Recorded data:
..........

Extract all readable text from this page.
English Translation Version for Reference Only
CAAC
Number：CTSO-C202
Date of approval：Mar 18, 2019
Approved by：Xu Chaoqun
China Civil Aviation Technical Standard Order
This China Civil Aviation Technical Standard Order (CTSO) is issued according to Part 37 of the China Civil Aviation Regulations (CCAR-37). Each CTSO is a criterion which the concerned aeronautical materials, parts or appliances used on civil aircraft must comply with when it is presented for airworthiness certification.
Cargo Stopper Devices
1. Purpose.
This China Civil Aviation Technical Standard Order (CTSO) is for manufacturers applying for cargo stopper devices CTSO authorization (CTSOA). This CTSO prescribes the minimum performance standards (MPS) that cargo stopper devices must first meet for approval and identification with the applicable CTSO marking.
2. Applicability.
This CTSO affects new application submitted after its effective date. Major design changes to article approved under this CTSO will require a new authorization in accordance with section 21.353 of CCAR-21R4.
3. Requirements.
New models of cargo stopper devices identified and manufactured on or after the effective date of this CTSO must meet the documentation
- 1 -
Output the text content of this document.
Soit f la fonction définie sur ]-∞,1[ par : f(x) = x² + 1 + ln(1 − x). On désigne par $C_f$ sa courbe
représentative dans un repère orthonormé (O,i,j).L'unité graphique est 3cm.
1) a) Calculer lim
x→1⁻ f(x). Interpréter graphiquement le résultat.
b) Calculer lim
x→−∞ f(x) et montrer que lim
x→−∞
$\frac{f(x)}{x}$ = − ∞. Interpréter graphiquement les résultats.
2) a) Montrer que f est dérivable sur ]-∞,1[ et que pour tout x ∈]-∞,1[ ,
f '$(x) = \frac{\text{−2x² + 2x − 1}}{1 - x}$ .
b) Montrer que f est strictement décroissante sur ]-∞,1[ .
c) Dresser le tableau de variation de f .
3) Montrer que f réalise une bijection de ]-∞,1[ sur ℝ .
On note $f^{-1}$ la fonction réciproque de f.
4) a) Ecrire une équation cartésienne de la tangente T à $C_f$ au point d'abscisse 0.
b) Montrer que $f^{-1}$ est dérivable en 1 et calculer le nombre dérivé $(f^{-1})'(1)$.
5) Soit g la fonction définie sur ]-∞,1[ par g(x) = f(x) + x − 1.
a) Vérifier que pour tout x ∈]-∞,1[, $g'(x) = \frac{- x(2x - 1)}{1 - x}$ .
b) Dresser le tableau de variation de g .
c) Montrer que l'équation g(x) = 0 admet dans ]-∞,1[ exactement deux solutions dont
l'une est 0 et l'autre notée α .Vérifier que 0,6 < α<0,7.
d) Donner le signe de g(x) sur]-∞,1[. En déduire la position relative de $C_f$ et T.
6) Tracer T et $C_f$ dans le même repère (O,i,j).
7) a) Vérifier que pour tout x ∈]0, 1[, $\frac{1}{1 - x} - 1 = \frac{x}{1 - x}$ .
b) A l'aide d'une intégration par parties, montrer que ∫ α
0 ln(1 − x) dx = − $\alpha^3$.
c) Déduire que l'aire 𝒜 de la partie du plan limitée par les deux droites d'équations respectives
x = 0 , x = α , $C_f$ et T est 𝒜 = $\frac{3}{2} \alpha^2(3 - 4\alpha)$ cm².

..........

• Stated goal: Lines from the records above that hold "tout" are the ones to list.

• Answer to the problem:
2) a) Montrer que f est dérivable sur ]-∞,1[ et que pour tout x ∈]-∞,1[ ,
a) Vérifier que pour tout x ∈]-∞,1[, $g'(x) = \frac{- x(2x - 1)}{1 - x}$ .
7) a) Vérifier que pour tout x ∈]0, 1[, $\frac{1}{1 - x} - 1 = \frac{x}{1 - x}$ .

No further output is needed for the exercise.